____ Records for the exercise

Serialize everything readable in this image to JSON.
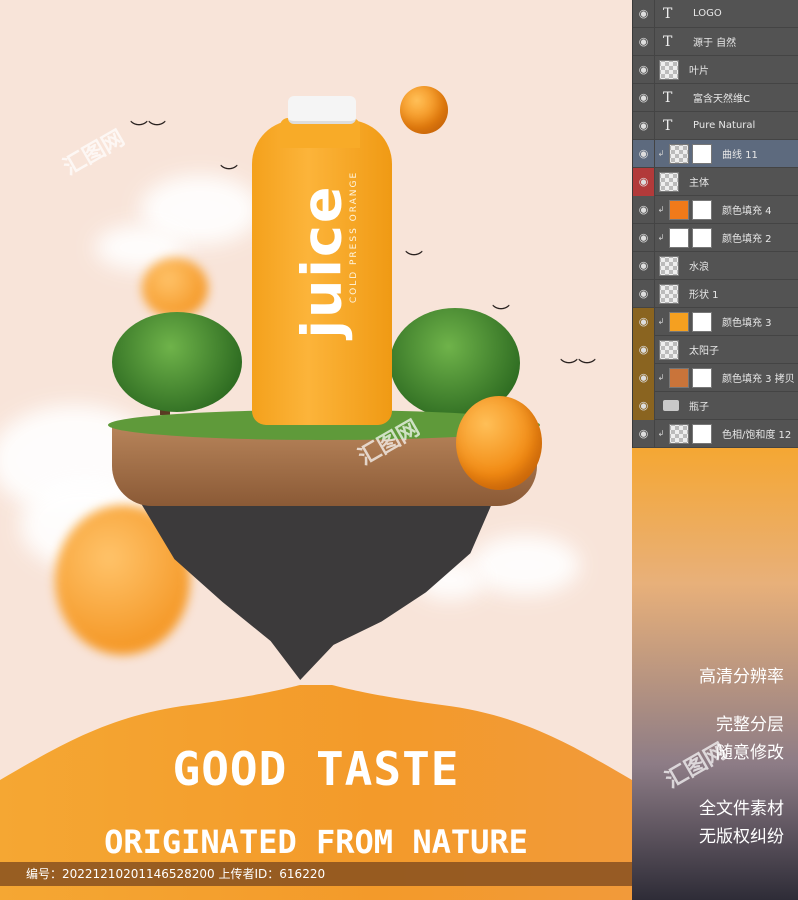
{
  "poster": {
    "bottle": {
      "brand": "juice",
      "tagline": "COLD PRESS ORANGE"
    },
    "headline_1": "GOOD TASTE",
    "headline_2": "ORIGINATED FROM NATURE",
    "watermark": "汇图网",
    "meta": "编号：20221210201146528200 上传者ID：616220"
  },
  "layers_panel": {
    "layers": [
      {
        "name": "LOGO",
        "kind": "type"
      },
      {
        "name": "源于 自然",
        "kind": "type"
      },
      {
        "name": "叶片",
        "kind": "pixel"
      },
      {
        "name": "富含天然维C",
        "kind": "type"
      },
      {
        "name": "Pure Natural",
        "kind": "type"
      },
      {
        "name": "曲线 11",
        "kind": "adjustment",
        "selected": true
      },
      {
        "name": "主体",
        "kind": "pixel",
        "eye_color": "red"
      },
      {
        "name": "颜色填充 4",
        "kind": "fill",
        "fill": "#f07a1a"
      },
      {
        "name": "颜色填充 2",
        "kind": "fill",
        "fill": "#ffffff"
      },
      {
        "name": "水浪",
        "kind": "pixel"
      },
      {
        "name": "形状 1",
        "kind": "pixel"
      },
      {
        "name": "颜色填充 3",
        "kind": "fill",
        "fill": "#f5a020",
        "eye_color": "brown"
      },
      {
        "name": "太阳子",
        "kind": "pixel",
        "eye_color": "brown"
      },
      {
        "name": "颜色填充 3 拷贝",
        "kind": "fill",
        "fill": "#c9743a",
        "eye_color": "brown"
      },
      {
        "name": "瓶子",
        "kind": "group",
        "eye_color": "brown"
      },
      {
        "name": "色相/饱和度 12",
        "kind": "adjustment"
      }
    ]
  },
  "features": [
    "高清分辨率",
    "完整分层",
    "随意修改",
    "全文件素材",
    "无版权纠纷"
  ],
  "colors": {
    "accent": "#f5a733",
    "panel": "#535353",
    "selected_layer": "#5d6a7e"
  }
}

________
____ Records for the exercise

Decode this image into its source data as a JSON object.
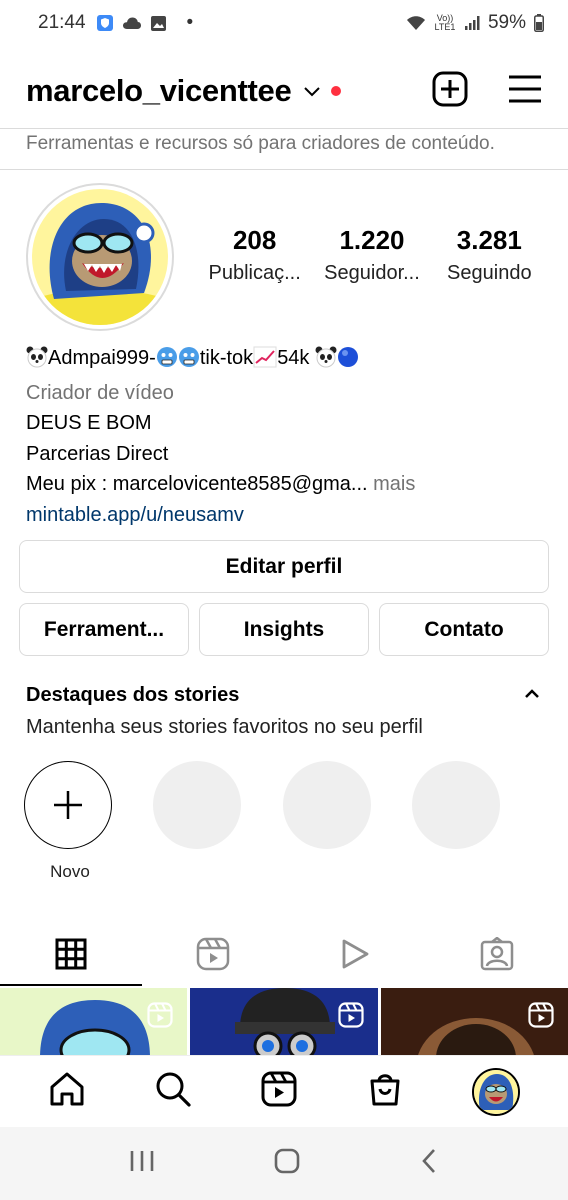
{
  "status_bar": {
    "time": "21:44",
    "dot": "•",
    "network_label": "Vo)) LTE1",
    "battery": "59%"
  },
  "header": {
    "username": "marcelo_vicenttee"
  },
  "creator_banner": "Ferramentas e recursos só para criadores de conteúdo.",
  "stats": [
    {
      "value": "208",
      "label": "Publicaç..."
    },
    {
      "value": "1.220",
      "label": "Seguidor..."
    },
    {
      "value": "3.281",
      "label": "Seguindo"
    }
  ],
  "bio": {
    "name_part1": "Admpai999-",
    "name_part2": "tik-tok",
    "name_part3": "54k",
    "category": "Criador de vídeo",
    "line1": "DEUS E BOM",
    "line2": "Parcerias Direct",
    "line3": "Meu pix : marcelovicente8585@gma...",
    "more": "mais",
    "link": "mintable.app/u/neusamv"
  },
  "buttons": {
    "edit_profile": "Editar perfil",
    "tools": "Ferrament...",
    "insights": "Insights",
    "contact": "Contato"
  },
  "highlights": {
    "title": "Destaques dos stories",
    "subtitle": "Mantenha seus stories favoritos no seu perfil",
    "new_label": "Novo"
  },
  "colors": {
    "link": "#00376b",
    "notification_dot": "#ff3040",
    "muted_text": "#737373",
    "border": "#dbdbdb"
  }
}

________

#### What to work on
Within the entries above, work out how many lines contain the word "JSON". The number alone is the answer.

#### Worked answer
2